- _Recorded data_
_ _ _
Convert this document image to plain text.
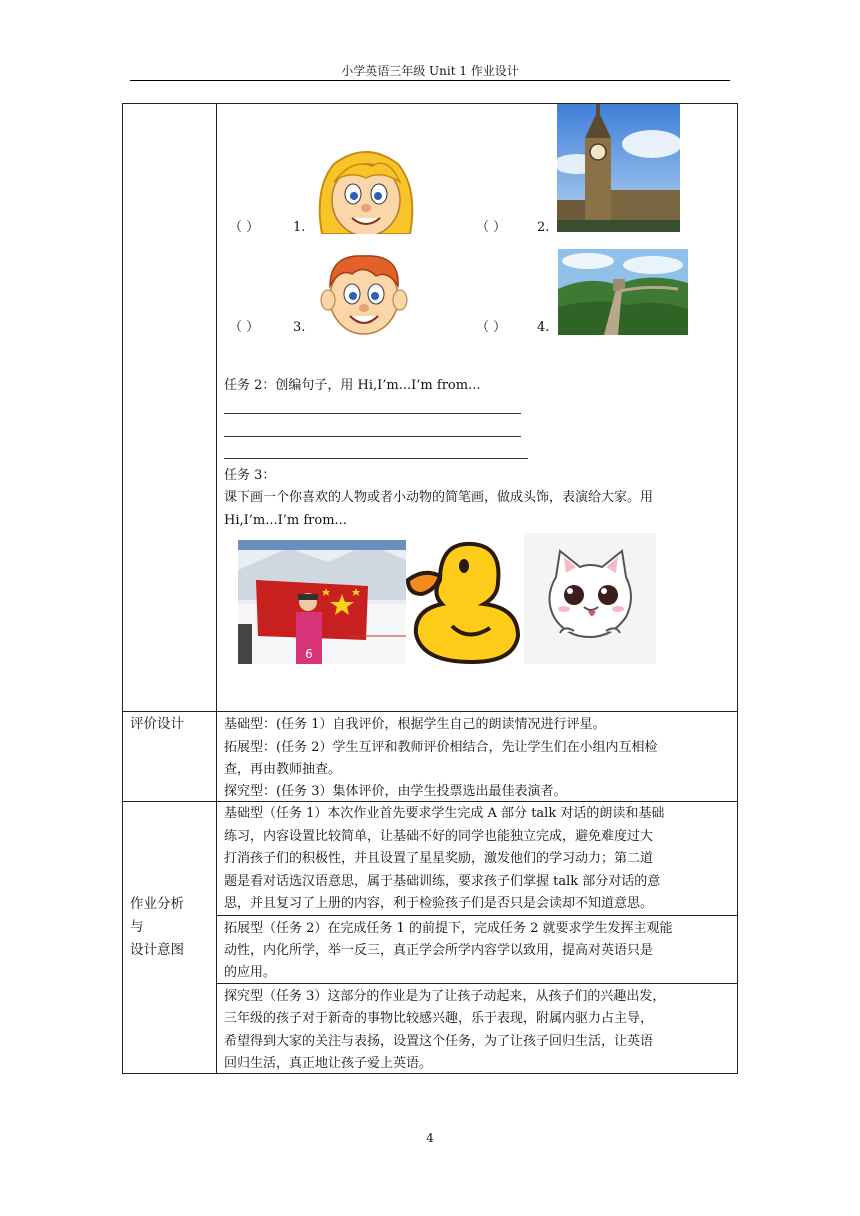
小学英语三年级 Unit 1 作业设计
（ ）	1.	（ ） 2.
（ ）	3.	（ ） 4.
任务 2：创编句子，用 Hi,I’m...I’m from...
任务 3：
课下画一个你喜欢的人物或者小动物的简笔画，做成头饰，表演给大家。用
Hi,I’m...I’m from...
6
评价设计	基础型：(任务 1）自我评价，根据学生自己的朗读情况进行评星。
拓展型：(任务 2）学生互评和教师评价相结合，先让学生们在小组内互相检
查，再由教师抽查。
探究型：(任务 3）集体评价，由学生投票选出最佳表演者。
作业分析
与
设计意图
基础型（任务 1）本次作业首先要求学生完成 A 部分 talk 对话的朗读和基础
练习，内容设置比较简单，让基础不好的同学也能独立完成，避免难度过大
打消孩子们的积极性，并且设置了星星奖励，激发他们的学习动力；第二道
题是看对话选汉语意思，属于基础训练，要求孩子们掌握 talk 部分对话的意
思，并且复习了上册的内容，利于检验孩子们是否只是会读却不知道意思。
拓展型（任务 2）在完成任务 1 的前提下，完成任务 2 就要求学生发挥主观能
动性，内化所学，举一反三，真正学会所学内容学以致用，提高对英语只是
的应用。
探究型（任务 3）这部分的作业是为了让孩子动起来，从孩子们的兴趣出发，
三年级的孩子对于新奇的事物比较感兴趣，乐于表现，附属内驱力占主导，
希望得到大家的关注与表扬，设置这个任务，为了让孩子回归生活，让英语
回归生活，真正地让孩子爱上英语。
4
_ _ _
- _Work instructions_
Give the number of lines where the string "talk" occurs, without any further text.

- _Expected answer_
2